Work to be completed: Your answer should be one number: how many lines of the data include the string "from"?

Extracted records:
·····

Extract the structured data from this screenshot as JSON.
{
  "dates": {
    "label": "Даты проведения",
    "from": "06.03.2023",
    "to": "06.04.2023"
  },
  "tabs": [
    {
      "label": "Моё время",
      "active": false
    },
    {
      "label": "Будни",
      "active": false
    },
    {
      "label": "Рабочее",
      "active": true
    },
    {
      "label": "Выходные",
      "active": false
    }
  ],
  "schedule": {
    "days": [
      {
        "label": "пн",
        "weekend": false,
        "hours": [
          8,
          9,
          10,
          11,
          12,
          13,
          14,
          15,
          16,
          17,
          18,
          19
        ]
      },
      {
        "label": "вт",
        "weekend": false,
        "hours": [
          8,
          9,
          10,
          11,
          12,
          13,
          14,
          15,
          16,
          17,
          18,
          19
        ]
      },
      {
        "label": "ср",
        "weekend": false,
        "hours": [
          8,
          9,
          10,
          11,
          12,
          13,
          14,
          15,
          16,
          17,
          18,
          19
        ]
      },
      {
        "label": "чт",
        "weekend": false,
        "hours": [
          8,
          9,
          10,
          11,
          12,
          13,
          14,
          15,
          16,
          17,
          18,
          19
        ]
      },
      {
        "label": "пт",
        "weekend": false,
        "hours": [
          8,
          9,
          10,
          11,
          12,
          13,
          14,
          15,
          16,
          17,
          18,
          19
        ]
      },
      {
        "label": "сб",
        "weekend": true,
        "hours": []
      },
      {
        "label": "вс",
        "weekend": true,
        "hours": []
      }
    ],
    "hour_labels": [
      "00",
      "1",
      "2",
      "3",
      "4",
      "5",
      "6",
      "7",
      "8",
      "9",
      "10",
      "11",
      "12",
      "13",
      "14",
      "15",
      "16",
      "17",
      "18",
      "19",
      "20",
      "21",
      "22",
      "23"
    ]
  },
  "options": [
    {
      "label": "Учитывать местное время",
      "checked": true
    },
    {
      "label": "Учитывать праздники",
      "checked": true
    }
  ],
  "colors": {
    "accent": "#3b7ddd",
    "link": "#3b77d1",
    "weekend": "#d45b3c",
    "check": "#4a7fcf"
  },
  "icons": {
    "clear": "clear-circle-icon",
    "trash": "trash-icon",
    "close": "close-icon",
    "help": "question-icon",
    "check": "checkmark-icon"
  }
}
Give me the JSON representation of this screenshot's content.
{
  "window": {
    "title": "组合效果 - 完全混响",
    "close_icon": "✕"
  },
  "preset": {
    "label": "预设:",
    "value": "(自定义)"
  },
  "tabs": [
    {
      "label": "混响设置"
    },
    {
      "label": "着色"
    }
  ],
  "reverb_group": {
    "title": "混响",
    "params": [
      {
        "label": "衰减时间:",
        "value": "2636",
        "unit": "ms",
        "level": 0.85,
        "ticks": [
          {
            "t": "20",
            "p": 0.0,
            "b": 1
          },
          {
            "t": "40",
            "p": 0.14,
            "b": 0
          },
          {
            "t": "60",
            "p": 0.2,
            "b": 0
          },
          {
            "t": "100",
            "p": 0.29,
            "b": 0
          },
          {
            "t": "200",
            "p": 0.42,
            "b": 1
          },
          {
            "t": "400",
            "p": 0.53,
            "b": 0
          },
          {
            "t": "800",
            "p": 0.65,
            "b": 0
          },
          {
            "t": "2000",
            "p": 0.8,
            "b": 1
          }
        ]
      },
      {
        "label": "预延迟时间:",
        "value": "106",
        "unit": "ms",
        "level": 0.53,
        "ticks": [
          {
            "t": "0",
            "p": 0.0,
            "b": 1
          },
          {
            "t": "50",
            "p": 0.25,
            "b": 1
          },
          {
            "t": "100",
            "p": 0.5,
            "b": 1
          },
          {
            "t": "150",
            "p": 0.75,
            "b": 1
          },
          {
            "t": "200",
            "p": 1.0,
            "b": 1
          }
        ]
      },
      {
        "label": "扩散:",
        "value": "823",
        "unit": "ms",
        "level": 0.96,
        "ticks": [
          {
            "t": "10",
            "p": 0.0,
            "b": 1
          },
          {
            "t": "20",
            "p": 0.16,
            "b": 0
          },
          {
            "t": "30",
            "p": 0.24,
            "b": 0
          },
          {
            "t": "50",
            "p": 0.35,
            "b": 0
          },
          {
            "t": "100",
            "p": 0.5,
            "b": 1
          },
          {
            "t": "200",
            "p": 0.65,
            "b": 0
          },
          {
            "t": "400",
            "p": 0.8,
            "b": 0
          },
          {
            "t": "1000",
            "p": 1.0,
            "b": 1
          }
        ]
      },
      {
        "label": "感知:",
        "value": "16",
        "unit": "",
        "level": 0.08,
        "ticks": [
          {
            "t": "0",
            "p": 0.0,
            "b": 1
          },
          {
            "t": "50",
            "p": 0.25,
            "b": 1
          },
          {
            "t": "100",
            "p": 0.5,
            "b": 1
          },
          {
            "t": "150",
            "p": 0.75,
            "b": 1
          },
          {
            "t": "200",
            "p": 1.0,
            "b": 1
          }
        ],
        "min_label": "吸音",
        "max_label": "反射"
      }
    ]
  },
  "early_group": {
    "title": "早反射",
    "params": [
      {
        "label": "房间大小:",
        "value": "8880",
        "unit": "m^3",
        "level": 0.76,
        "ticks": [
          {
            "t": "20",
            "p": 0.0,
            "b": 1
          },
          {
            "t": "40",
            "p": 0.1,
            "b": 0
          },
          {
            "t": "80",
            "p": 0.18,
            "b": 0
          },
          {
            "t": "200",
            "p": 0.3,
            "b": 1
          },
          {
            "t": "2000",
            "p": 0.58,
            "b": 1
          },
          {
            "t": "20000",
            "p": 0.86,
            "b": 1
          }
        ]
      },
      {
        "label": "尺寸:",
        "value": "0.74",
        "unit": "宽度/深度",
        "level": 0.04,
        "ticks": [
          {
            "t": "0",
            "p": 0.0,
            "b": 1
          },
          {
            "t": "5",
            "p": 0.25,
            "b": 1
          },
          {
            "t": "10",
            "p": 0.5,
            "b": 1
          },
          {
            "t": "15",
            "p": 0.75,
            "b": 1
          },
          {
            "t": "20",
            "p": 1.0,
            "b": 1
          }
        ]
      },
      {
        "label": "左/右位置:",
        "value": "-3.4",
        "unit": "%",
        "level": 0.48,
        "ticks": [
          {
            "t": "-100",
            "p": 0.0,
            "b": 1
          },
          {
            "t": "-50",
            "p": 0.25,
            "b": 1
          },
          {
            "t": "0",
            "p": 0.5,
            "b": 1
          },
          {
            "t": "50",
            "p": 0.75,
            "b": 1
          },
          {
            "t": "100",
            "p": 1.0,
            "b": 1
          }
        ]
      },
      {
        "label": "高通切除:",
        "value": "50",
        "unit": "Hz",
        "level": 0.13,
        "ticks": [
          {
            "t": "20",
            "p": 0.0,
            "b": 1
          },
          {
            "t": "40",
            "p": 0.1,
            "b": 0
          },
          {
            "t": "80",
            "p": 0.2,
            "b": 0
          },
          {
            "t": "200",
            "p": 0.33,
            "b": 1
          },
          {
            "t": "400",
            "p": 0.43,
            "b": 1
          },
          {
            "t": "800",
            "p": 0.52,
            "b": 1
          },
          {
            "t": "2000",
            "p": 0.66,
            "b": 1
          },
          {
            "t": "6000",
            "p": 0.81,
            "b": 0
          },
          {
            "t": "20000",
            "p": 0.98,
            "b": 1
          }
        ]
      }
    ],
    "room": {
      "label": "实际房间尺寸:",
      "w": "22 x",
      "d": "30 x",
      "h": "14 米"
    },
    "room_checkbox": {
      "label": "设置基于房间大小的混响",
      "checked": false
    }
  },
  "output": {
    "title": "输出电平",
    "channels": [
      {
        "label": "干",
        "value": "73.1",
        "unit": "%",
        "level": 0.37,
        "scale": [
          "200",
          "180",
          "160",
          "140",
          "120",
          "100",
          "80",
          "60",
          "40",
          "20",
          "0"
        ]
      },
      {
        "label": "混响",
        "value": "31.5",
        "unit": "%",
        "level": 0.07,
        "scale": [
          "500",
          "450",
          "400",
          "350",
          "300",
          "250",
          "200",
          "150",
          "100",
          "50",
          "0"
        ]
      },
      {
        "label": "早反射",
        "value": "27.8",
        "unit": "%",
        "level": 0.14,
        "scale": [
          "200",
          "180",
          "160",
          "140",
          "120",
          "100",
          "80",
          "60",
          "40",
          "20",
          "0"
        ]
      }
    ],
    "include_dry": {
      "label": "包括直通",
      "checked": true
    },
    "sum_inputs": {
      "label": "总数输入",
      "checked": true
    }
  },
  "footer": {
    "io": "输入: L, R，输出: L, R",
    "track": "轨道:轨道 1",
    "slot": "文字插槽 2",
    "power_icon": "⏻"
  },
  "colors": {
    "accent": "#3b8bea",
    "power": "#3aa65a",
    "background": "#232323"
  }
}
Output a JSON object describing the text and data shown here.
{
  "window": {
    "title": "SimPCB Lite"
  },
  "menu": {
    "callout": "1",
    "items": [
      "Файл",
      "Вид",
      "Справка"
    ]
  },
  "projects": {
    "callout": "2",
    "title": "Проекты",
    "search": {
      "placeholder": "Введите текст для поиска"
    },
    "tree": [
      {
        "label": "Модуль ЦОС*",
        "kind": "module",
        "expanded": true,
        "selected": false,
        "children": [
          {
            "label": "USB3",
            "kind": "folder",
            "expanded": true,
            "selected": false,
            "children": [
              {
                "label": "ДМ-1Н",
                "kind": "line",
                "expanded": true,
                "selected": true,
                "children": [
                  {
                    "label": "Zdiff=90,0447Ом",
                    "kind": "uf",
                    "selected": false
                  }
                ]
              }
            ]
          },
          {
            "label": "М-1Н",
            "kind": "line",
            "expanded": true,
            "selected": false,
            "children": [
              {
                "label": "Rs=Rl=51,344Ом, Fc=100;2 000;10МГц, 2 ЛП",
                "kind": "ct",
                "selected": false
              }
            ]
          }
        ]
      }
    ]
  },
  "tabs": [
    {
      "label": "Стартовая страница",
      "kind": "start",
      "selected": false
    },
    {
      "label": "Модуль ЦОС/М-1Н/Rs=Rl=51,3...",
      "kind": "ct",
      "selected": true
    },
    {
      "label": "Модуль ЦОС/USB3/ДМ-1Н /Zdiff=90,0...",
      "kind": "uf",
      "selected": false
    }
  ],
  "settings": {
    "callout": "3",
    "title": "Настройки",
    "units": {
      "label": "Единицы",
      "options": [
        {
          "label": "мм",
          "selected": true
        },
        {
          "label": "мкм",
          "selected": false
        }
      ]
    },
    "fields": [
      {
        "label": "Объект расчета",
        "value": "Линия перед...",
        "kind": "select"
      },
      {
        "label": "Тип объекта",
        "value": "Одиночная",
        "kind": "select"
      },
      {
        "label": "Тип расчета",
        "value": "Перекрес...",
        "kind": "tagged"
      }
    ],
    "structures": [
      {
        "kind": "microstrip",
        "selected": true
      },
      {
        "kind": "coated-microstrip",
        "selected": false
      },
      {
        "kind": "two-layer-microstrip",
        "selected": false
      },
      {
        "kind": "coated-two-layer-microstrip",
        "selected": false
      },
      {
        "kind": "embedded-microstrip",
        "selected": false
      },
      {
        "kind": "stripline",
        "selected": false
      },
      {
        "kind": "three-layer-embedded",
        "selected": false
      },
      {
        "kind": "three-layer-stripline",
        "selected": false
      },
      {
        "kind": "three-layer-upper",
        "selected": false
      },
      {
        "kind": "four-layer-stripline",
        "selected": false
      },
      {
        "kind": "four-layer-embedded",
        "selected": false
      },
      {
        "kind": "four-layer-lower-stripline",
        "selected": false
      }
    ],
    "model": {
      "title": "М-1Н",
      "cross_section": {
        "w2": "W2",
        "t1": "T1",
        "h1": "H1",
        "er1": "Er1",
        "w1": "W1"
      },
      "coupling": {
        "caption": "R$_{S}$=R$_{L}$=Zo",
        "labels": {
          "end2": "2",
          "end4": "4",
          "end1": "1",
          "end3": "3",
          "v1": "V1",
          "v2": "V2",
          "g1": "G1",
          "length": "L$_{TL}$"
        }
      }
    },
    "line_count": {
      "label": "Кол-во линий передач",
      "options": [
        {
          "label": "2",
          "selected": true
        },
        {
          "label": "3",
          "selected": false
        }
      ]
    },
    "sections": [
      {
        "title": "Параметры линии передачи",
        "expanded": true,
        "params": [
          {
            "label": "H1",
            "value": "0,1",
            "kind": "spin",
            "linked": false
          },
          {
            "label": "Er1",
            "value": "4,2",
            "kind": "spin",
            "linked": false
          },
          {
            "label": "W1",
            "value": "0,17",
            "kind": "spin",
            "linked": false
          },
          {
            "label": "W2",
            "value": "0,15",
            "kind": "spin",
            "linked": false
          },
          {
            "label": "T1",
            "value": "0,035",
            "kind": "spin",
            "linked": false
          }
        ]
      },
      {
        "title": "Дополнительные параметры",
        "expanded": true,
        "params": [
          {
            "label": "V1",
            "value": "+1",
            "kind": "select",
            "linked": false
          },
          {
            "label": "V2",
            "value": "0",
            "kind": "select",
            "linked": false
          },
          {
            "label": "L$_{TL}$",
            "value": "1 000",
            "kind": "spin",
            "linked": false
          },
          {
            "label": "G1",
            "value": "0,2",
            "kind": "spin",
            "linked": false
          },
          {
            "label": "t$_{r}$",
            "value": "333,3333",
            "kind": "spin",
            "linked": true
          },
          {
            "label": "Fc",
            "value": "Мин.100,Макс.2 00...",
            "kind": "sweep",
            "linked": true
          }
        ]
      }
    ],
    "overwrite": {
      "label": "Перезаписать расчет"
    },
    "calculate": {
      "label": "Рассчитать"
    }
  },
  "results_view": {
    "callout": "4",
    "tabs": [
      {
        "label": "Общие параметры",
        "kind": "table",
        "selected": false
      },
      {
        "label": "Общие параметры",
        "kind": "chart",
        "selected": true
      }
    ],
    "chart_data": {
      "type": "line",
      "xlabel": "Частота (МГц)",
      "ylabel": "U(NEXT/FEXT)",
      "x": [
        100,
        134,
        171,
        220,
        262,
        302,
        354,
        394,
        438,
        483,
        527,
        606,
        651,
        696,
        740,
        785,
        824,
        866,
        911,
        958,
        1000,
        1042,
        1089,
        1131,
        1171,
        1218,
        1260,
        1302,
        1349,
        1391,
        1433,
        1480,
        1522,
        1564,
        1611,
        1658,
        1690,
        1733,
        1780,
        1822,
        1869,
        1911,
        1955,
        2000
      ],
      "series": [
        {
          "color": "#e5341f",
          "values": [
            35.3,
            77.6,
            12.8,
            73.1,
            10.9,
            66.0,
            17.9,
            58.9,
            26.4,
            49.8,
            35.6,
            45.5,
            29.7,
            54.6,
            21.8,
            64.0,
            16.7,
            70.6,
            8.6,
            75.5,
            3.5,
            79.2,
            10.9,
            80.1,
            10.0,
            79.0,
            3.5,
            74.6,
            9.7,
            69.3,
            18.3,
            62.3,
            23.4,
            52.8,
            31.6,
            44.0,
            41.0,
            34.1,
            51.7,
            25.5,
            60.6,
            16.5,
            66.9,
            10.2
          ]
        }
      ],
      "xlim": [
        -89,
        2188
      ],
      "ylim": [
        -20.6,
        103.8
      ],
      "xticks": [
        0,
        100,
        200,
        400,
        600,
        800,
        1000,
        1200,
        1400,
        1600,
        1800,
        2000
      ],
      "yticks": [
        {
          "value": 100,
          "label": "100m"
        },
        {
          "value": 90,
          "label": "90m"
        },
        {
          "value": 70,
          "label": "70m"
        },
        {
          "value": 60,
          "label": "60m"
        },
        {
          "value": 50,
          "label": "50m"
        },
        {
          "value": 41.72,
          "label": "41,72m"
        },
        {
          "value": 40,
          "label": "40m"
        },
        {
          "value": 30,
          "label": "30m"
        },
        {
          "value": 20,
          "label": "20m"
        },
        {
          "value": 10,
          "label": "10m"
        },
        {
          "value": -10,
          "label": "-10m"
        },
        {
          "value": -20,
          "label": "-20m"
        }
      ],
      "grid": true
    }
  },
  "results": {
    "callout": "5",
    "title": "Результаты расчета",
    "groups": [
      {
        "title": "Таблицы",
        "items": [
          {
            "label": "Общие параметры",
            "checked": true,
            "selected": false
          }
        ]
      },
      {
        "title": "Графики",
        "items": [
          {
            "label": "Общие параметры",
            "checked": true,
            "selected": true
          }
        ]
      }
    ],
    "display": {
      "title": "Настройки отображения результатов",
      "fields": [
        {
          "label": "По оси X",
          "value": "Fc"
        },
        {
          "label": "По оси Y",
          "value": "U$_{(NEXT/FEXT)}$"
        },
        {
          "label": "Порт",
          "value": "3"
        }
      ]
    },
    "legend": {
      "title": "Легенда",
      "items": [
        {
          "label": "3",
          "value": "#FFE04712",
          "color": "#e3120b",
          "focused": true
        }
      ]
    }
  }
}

·····

Worked answer: 2